Given task: From the listing that follows, output everything exactly except the pictures.

** BEGIN **

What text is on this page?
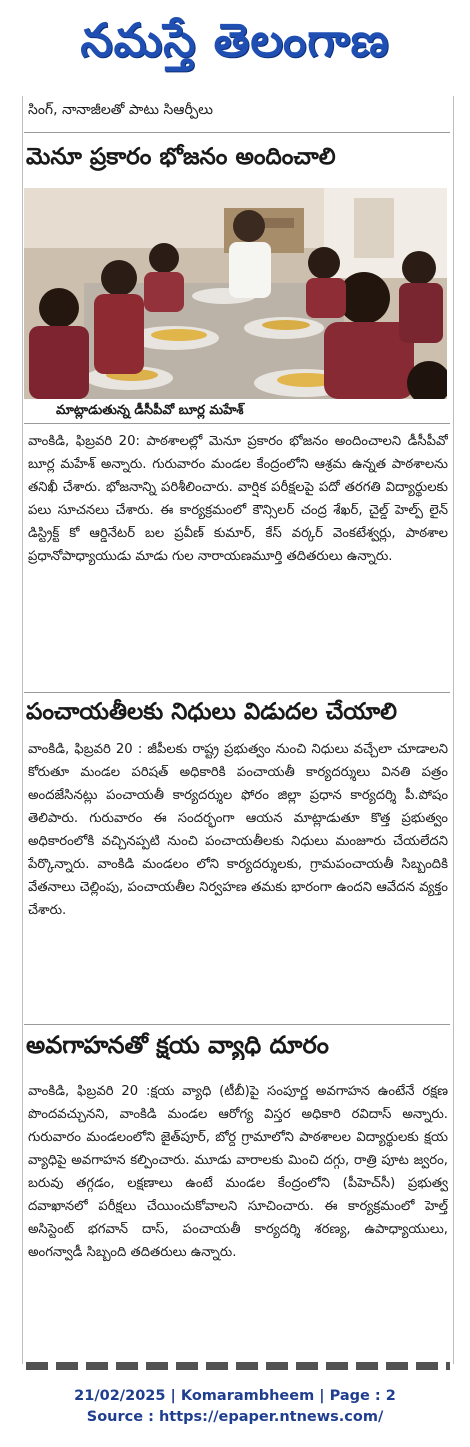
నమస్తే తెలంగాణ
సింగ్‌, నానాజీలతో పాటు సిఆర్పీలు
మెనూ ప్రకారం భోజనం అందించాలి
మాట్లాడుతున్న డీసీపీవో బూర్ల మహేశ్‌
వాంకిడి, ఫిబ్రవరి 20: పాఠశాలల్లో మెనూ ప్రకారం భోజనం అందించాలని డీసీపీవో బూర్ల మహేశ్‌ అన్నారు. గురువారం మండల కేంద్రంలోని ఆశ్రమ ఉన్నత పాఠశాలను తనిఖీ చేశారు. భోజనాన్ని పరిశీలించారు. వార్షిక పరీక్షలపై పదో తరగతి విద్యార్థులకు పలు సూచనలు చేశారు. ఈ కార్యక్రమంలో కౌన్సిలర్‌ చంద్ర శేఖర్‌, చైల్డ్‌ హెల్ప్‌ లైన్‌ డిస్ట్రిక్ట్‌ కో ఆర్డినేటర్‌ బల ప్రవీణ్‌ కుమార్‌, కేస్‌ వర్కర్‌ వెంకటేశ్వర్లు, పాఠశాల ప్రధానోపాధ్యాయుడు మాడు గుల నారాయణమూర్తి తదితరులు ఉన్నారు.
పంచాయతీలకు నిధులు విడుదల చేయాలి
వాంకిడి, ఫిబ్రవరి 20 : జీపీలకు రాష్ట్ర ప్రభుత్వం నుంచి నిధులు వచ్చేలా చూడాలని కోరుతూ మండల పరిషత్‌ అధికారికి పంచాయతీ కార్యదర్శులు వినతి పత్రం అందజేసినట్లు పంచాయతీ కార్యదర్శుల ఫోరం జిల్లా ప్రధాన కార్యదర్శి పీ.పోషం తెలిపారు. గురువారం ఈ సందర్భంగా ఆయన మాట్లాడుతూ కొత్త ప్రభుత్వం అధికారంలోకి వచ్చినప్పటి నుంచి పంచాయతీలకు నిధులు మంజూరు చేయలేదని పేర్కొన్నారు. వాంకిడి మండలం లోని కార్యదర్శులకు, గ్రామపంచాయతీ సిబ్బందికి వేతనాలు చెల్లింపు, పంచాయతీల నిర్వహణ తమకు భారంగా ఉందని ఆవేదన వ్యక్తం చేశారు.
అవగాహనతో క్షయ వ్యాధి దూరం
వాంకిడి, ఫిబ్రవరి 20 :క్షయ వ్యాధి (టీబీ)పై సంపూర్ణ అవగాహన ఉంటేనే రక్షణ పొందవచ్చునని, వాంకిడి మండల ఆరోగ్య విస్తర అధికారి రవిదాస్‌ అన్నారు. గురువారం మండలంలోని జైత్‌పూర్‌, బోర్ద గ్రామాలోని పాఠశాలల విద్యార్థులకు క్షయ వ్యాధిపై అవగాహన కల్పించారు. మూడు వారాలకు మించి దగ్గు, రాత్రి పూట జ్వరం, బరువు తగ్గడం, లక్షణాలు ఉంటే మండల కేంద్రంలోని (పీహెచ్‌సీ) ప్రభుత్వ దవాఖానలో పరీక్షలు చేయించుకోవాలని సూచించారు. ఈ కార్యక్రమంలో హెల్త్‌ అసిస్టెంట్‌ భగవాన్‌ దాస్‌, పంచాయతీ కార్యదర్శి శరణ్య, ఉపాధ్యాయులు, అంగన్వాడీ సిబ్బంది తదితరులు ఉన్నారు.
21/02/2025 | Komarambheem | Page : 2
Source : https://epaper.ntnews.com/
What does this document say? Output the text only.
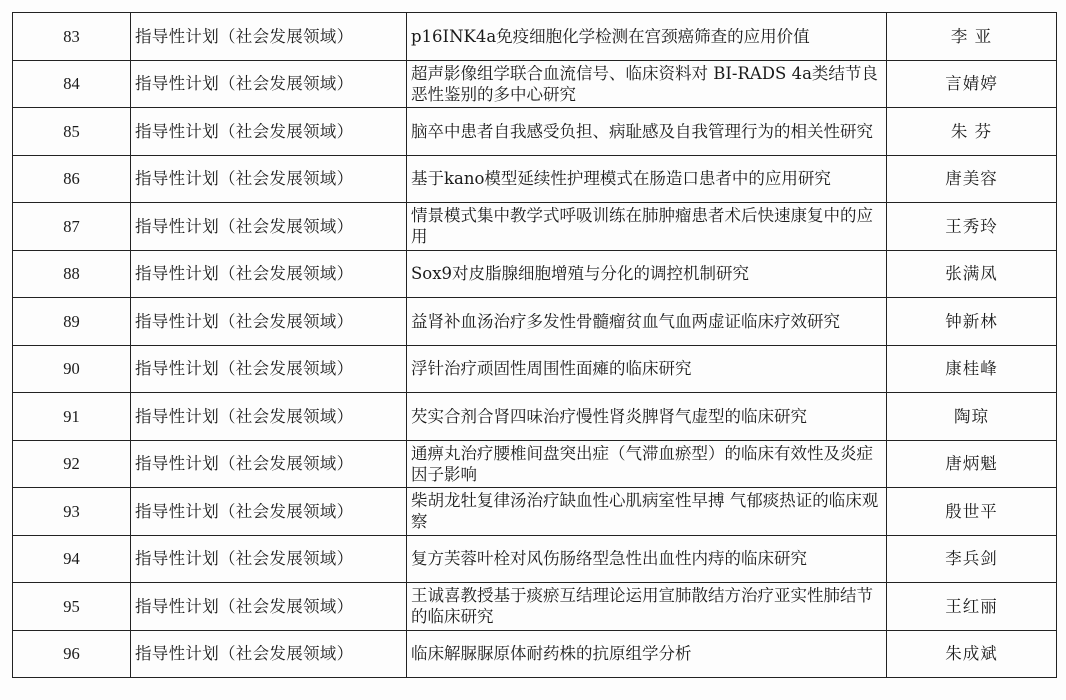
83	指导性计划（社会发展领域）	p16INK4a免疫细胞化学检测在宫颈癌筛查的应用价值	李 亚
84	指导性计划（社会发展领域）	超声影像组学联合血流信号、临床资料对 BI-RADS 4a类结节良恶性鉴别的多中心研究	言婧婷
85	指导性计划（社会发展领域）	脑卒中患者自我感受负担、病耻感及自我管理行为的相关性研究	朱 芬
86	指导性计划（社会发展领域）	基于kano模型延续性护理模式在肠造口患者中的应用研究	唐美容
87	指导性计划（社会发展领域）	情景模式集中教学式呼吸训练在肺肿瘤患者术后快速康复中的应用	王秀玲
88	指导性计划（社会发展领域）	Sox9对皮脂腺细胞增殖与分化的调控机制研究	张满凤
89	指导性计划（社会发展领域）	益肾补血汤治疗多发性骨髓瘤贫血气血两虚证临床疗效研究	钟新林
90	指导性计划（社会发展领域）	浮针治疗顽固性周围性面瘫的临床研究	康桂峰
91	指导性计划（社会发展领域）	芡实合剂合肾四味治疗慢性肾炎脾肾气虚型的临床研究	陶琼
92	指导性计划（社会发展领域）	通痹丸治疗腰椎间盘突出症（气滞血瘀型）的临床有效性及炎症因子影响	唐炳魁
93	指导性计划（社会发展领域）	柴胡龙牡复律汤治疗缺血性心肌病室性早搏 气郁痰热证的临床观察	殷世平
94	指导性计划（社会发展领域）	复方芙蓉叶栓对风伤肠络型急性出血性内痔的临床研究	李兵剑
95	指导性计划（社会发展领域）	王诚喜教授基于痰瘀互结理论运用宣肺散结方治疗亚实性肺结节的临床研究	王红丽
96	指导性计划（社会发展领域）	临床解脲脲原体耐药株的抗原组学分析	朱成斌
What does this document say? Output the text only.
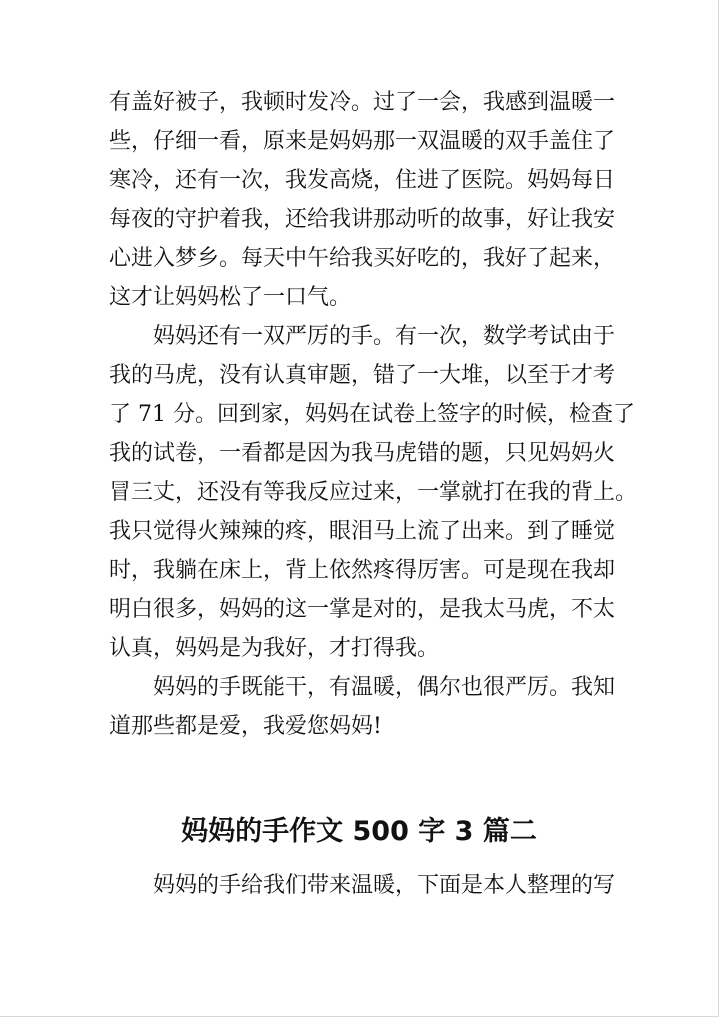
有盖好被子，我顿时发冷。过了一会，我感到温暖一
些，仔细一看，原来是妈妈那一双温暖的双手盖住了
寒冷，还有一次，我发高烧，住进了医院。妈妈每日
每夜的守护着我，还给我讲那动听的故事，好让我安
心进入梦乡。每天中午给我买好吃的，我好了起来，
这才让妈妈松了一口气。
妈妈还有一双严厉的手。有一次，数学考试由于
我的马虎，没有认真审题，错了一大堆，以至于才考
了 71 分。回到家，妈妈在试卷上签字的时候，检查了
我的试卷，一看都是因为我马虎错的题，只见妈妈火
冒三丈，还没有等我反应过来，一掌就打在我的背上。
我只觉得火辣辣的疼，眼泪马上流了出来。到了睡觉
时，我躺在床上，背上依然疼得厉害。可是现在我却
明白很多，妈妈的这一掌是对的，是我太马虎，不太
认真，妈妈是为我好，才打得我。
妈妈的手既能干，有温暖，偶尔也很严厉。我知
道那些都是爱，我爱您妈妈!
妈妈的手作文 500 字 3 篇二
妈妈的手给我们带来温暖，下面是本人整理的写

** END **

The reply:
What text is on this page?
నమస్తే తెలంగాణ
సింగ్‌, నానాజీలతో పాటు సిఆర్పీలు
మెనూ ప్రకారం భోజనం అందించాలి
మాట్లాడుతున్న డీసీపీవో బూర్ల మహేశ్‌
వాంకిడి, ఫిబ్రవరి 20: పాఠశాలల్లో మెనూ ప్రకారం భోజనం అందించాలని డీసీపీవో బూర్ల మహేశ్‌ అన్నారు. గురువారం మండల కేంద్రంలోని ఆశ్రమ ఉన్నత పాఠశాలను తనిఖీ చేశారు. భోజనాన్ని పరిశీలించారు. వార్షిక పరీక్షలపై పదో తరగతి విద్యార్థులకు పలు సూచనలు చేశారు. ఈ కార్యక్రమంలో కౌన్సిలర్‌ చంద్ర శేఖర్‌, చైల్డ్‌ హెల్ప్‌ లైన్‌ డిస్ట్రిక్ట్‌ కో ఆర్డినేటర్‌ బల ప్రవీణ్‌ కుమార్‌, కేస్‌ వర్కర్‌ వెంకటేశ్వర్లు, పాఠశాల ప్రధానోపాధ్యాయుడు మాడు గుల నారాయణమూర్తి తదితరులు ఉన్నారు.
పంచాయతీలకు నిధులు విడుదల చేయాలి
వాంకిడి, ఫిబ్రవరి 20 : జీపీలకు రాష్ట్ర ప్రభుత్వం నుంచి నిధులు వచ్చేలా చూడాలని కోరుతూ మండల పరిషత్‌ అధికారికి పంచాయతీ కార్యదర్శులు వినతి పత్రం అందజేసినట్లు పంచాయతీ కార్యదర్శుల ఫోరం జిల్లా ప్రధాన కార్యదర్శి పీ.పోషం తెలిపారు. గురువారం ఈ సందర్భంగా ఆయన మాట్లాడుతూ కొత్త ప్రభుత్వం అధికారంలోకి వచ్చినప్పటి నుంచి పంచాయతీలకు నిధులు మంజూరు చేయలేదని పేర్కొన్నారు. వాంకిడి మండలం లోని కార్యదర్శులకు, గ్రామపంచాయతీ సిబ్బందికి వేతనాలు చెల్లింపు, పంచాయతీల నిర్వహణ తమకు భారంగా ఉందని ఆవేదన వ్యక్తం చేశారు.
అవగాహనతో క్షయ వ్యాధి దూరం
వాంకిడి, ఫిబ్రవరి 20 :క్షయ వ్యాధి (టీబీ)పై సంపూర్ణ అవగాహన ఉంటేనే రక్షణ పొందవచ్చునని, వాంకిడి మండల ఆరోగ్య విస్తర అధికారి రవిదాస్‌ అన్నారు. గురువారం మండలంలోని జైత్‌పూర్‌, బోర్ద గ్రామాలోని పాఠశాలల విద్యార్థులకు క్షయ వ్యాధిపై అవగాహన కల్పించారు. మూడు వారాలకు మించి దగ్గు, రాత్రి పూట జ్వరం, బరువు తగ్గడం, లక్షణాలు ఉంటే మండల కేంద్రంలోని (పీహెచ్‌సీ) ప్రభుత్వ దవాఖానలో పరీక్షలు చేయించుకోవాలని సూచించారు. ఈ కార్యక్రమంలో హెల్త్‌ అసిస్టెంట్‌ భగవాన్‌ దాస్‌, పంచాయతీ కార్యదర్శి శరణ్య, ఉపాధ్యాయులు, అంగన్వాడీ సిబ్బంది తదితరులు ఉన్నారు.
21/02/2025 | Komarambheem | Page : 2
Source : https://epaper.ntnews.com/
What does this document say? Output the text only.
83	指导性计划（社会发展领域）	p16INK4a免疫细胞化学检测在宫颈癌筛查的应用价值	李 亚
84	指导性计划（社会发展领域）	超声影像组学联合血流信号、临床资料对 BI-RADS 4a类结节良恶性鉴别的多中心研究	言婧婷
85	指导性计划（社会发展领域）	脑卒中患者自我感受负担、病耻感及自我管理行为的相关性研究	朱 芬
86	指导性计划（社会发展领域）	基于kano模型延续性护理模式在肠造口患者中的应用研究	唐美容
87	指导性计划（社会发展领域）	情景模式集中教学式呼吸训练在肺肿瘤患者术后快速康复中的应用	王秀玲
88	指导性计划（社会发展领域）	Sox9对皮脂腺细胞增殖与分化的调控机制研究	张满凤
89	指导性计划（社会发展领域）	益肾补血汤治疗多发性骨髓瘤贫血气血两虚证临床疗效研究	钟新林
90	指导性计划（社会发展领域）	浮针治疗顽固性周围性面瘫的临床研究	康桂峰
91	指导性计划（社会发展领域）	芡实合剂合肾四味治疗慢性肾炎脾肾气虚型的临床研究	陶琼
92	指导性计划（社会发展领域）	通痹丸治疗腰椎间盘突出症（气滞血瘀型）的临床有效性及炎症因子影响	唐炳魁
93	指导性计划（社会发展领域）	柴胡龙牡复律汤治疗缺血性心肌病室性早搏 气郁痰热证的临床观察	殷世平
94	指导性计划（社会发展领域）	复方芙蓉叶栓对风伤肠络型急性出血性内痔的临床研究	李兵剑
95	指导性计划（社会发展领域）	王诚喜教授基于痰瘀互结理论运用宣肺散结方治疗亚实性肺结节的临床研究	王红丽
96	指导性计划（社会发展领域）	临床解脲脲原体耐药株的抗原组学分析	朱成斌
What does this document say? Output the text only.
有盖好被子，我顿时发冷。过了一会，我感到温暖一
些，仔细一看，原来是妈妈那一双温暖的双手盖住了
寒冷，还有一次，我发高烧，住进了医院。妈妈每日
每夜的守护着我，还给我讲那动听的故事，好让我安
心进入梦乡。每天中午给我买好吃的，我好了起来，
这才让妈妈松了一口气。
妈妈还有一双严厉的手。有一次，数学考试由于
我的马虎，没有认真审题，错了一大堆，以至于才考
了 71 分。回到家，妈妈在试卷上签字的时候，检查了
我的试卷，一看都是因为我马虎错的题，只见妈妈火
冒三丈，还没有等我反应过来，一掌就打在我的背上。
我只觉得火辣辣的疼，眼泪马上流了出来。到了睡觉
时，我躺在床上，背上依然疼得厉害。可是现在我却
明白很多，妈妈的这一掌是对的，是我太马虎，不太
认真，妈妈是为我好，才打得我。
妈妈的手既能干，有温暖，偶尔也很严厉。我知
道那些都是爱，我爱您妈妈!
妈妈的手作文 500 字 3 篇二
妈妈的手给我们带来温暖，下面是本人整理的写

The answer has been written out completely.